#### Stated exercise
Only a number is wanted here: the number of lines of the data that include "prime".

*** Data rows ***

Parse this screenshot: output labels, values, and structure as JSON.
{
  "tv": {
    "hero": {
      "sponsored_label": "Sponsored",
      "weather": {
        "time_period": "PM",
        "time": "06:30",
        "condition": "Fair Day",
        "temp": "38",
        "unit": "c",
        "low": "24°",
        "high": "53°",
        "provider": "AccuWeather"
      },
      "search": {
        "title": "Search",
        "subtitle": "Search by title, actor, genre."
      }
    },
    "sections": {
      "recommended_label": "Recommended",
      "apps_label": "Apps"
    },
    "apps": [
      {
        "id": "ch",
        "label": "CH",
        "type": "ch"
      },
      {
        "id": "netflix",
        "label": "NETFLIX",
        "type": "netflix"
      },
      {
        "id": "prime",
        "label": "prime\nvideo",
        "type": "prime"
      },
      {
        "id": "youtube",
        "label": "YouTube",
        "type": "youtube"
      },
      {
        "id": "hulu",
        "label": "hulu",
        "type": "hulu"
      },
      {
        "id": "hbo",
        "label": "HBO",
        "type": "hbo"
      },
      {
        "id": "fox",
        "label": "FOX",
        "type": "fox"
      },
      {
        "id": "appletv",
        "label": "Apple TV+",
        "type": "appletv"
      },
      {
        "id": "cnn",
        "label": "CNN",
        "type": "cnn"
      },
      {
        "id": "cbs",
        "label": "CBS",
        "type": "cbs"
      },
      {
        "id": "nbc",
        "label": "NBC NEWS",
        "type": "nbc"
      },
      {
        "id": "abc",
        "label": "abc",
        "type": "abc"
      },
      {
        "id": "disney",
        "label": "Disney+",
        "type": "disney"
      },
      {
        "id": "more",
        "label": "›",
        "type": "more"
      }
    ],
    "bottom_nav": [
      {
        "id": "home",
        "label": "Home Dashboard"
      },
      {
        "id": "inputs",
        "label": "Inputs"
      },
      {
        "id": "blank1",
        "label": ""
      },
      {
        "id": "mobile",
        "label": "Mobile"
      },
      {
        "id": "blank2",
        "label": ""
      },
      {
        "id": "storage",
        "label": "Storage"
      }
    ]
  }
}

***

#### Expected answer
3